*Data lines*
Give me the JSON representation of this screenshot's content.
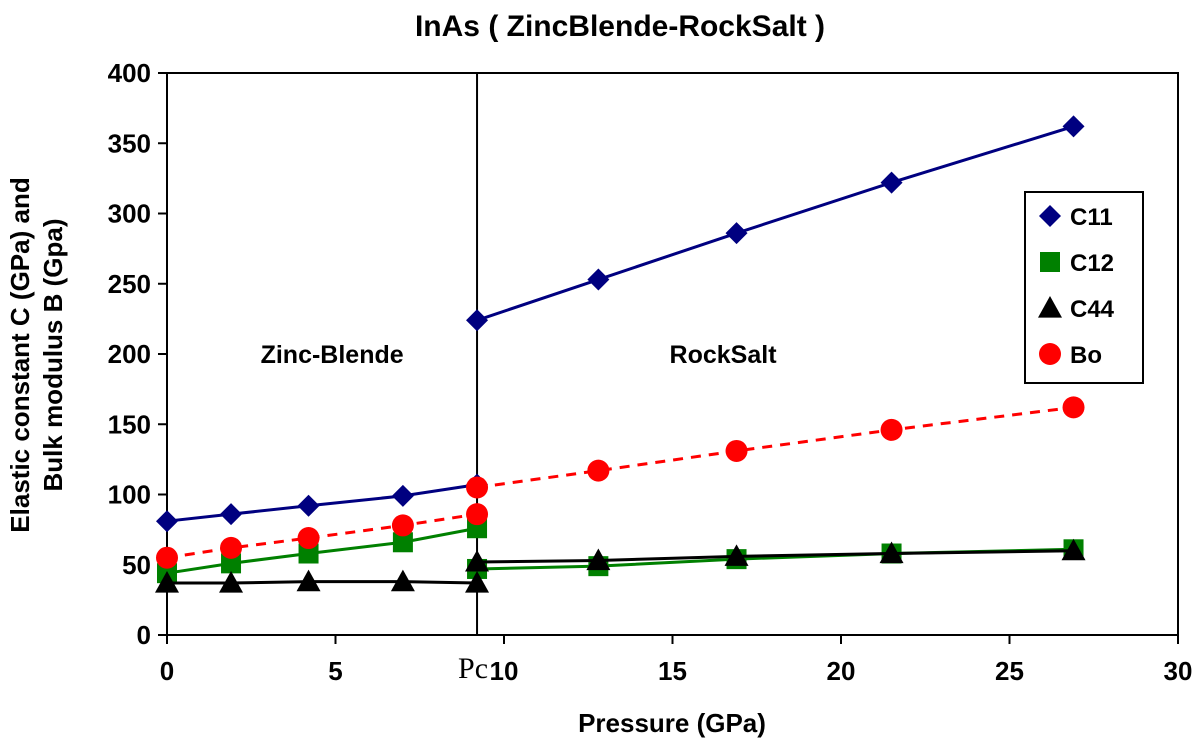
{
  "chart_data": {
    "type": "line",
    "title": "InAs ( ZincBlende-RockSalt )",
    "xlabel": "Pressure (GPa)",
    "ylabel_line1": "Elastic constant C (GPa) and",
    "ylabel_line2": "Bulk modulus B (Gpa)",
    "xlim": [
      0,
      30
    ],
    "ylim": [
      0,
      400
    ],
    "xticks": [
      0,
      5,
      10,
      15,
      20,
      25,
      30
    ],
    "yticks": [
      0,
      50,
      100,
      150,
      200,
      250,
      300,
      350,
      400
    ],
    "grid": false,
    "legend_position": "right",
    "transition": {
      "x": 9.2,
      "label": "Pc"
    },
    "regions": [
      {
        "label": "Zinc-Blende",
        "x": 4.9,
        "y": 200
      },
      {
        "label": "RockSalt",
        "x": 16.5,
        "y": 200
      }
    ],
    "series": [
      {
        "name": "C11",
        "marker": "diamond",
        "color": "#000080",
        "dash": "solid",
        "segments": [
          [
            [
              0,
              81
            ],
            [
              1.9,
              86
            ],
            [
              4.2,
              92
            ],
            [
              7,
              99
            ],
            [
              9.2,
              107
            ]
          ],
          [
            [
              9.2,
              224
            ],
            [
              12.8,
              253
            ],
            [
              16.9,
              286
            ],
            [
              21.5,
              322
            ],
            [
              26.9,
              362
            ]
          ]
        ]
      },
      {
        "name": "C12",
        "marker": "square",
        "color": "#008000",
        "dash": "solid",
        "segments": [
          [
            [
              0,
              44
            ],
            [
              1.9,
              51
            ],
            [
              4.2,
              58
            ],
            [
              7,
              66
            ],
            [
              9.2,
              76
            ]
          ],
          [
            [
              9.2,
              47
            ],
            [
              12.8,
              49
            ],
            [
              16.9,
              54
            ],
            [
              21.5,
              58
            ],
            [
              26.9,
              61
            ]
          ]
        ]
      },
      {
        "name": "C44",
        "marker": "triangle",
        "color": "#000000",
        "dash": "solid",
        "segments": [
          [
            [
              0,
              37
            ],
            [
              1.9,
              37
            ],
            [
              4.2,
              38
            ],
            [
              7,
              38
            ],
            [
              9.2,
              37
            ]
          ],
          [
            [
              9.2,
              52
            ],
            [
              12.8,
              53
            ],
            [
              16.9,
              56
            ],
            [
              21.5,
              58
            ],
            [
              26.9,
              60
            ]
          ]
        ]
      },
      {
        "name": "Bo",
        "marker": "circle",
        "color": "#ff0000",
        "dash": "dashed",
        "segments": [
          [
            [
              0,
              55
            ],
            [
              1.9,
              62
            ],
            [
              4.2,
              69
            ],
            [
              7,
              78
            ],
            [
              9.2,
              86
            ]
          ],
          [
            [
              9.2,
              105
            ],
            [
              12.8,
              117
            ],
            [
              16.9,
              131
            ],
            [
              21.5,
              146
            ],
            [
              26.9,
              162
            ]
          ]
        ]
      }
    ]
  }
}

*Given exercise*
Print the entries above exactly, taking out only the pictures.

*The solution*
Give me the JSON representation of this screenshot's content.
{
  "chart_data": {
    "type": "line",
    "title": "InAs ( ZincBlende-RockSalt )",
    "xlabel": "Pressure (GPa)",
    "ylabel_line1": "Elastic constant C (GPa) and",
    "ylabel_line2": "Bulk modulus B (Gpa)",
    "xlim": [
      0,
      30
    ],
    "ylim": [
      0,
      400
    ],
    "xticks": [
      0,
      5,
      10,
      15,
      20,
      25,
      30
    ],
    "yticks": [
      0,
      50,
      100,
      150,
      200,
      250,
      300,
      350,
      400
    ],
    "grid": false,
    "legend_position": "right",
    "transition": {
      "x": 9.2,
      "label": "Pc"
    },
    "regions": [
      {
        "label": "Zinc-Blende",
        "x": 4.9,
        "y": 200
      },
      {
        "label": "RockSalt",
        "x": 16.5,
        "y": 200
      }
    ],
    "series": [
      {
        "name": "C11",
        "marker": "diamond",
        "color": "#000080",
        "dash": "solid",
        "segments": [
          [
            [
              0,
              81
            ],
            [
              1.9,
              86
            ],
            [
              4.2,
              92
            ],
            [
              7,
              99
            ],
            [
              9.2,
              107
            ]
          ],
          [
            [
              9.2,
              224
            ],
            [
              12.8,
              253
            ],
            [
              16.9,
              286
            ],
            [
              21.5,
              322
            ],
            [
              26.9,
              362
            ]
          ]
        ]
      },
      {
        "name": "C12",
        "marker": "square",
        "color": "#008000",
        "dash": "solid",
        "segments": [
          [
            [
              0,
              44
            ],
            [
              1.9,
              51
            ],
            [
              4.2,
              58
            ],
            [
              7,
              66
            ],
            [
              9.2,
              76
            ]
          ],
          [
            [
              9.2,
              47
            ],
            [
              12.8,
              49
            ],
            [
              16.9,
              54
            ],
            [
              21.5,
              58
            ],
            [
              26.9,
              61
            ]
          ]
        ]
      },
      {
        "name": "C44",
        "marker": "triangle",
        "color": "#000000",
        "dash": "solid",
        "segments": [
          [
            [
              0,
              37
            ],
            [
              1.9,
              37
            ],
            [
              4.2,
              38
            ],
            [
              7,
              38
            ],
            [
              9.2,
              37
            ]
          ],
          [
            [
              9.2,
              52
            ],
            [
              12.8,
              53
            ],
            [
              16.9,
              56
            ],
            [
              21.5,
              58
            ],
            [
              26.9,
              60
            ]
          ]
        ]
      },
      {
        "name": "Bo",
        "marker": "circle",
        "color": "#ff0000",
        "dash": "dashed",
        "segments": [
          [
            [
              0,
              55
            ],
            [
              1.9,
              62
            ],
            [
              4.2,
              69
            ],
            [
              7,
              78
            ],
            [
              9.2,
              86
            ]
          ],
          [
            [
              9.2,
              105
            ],
            [
              12.8,
              117
            ],
            [
              16.9,
              131
            ],
            [
              21.5,
              146
            ],
            [
              26.9,
              162
            ]
          ]
        ]
      }
    ]
  }
}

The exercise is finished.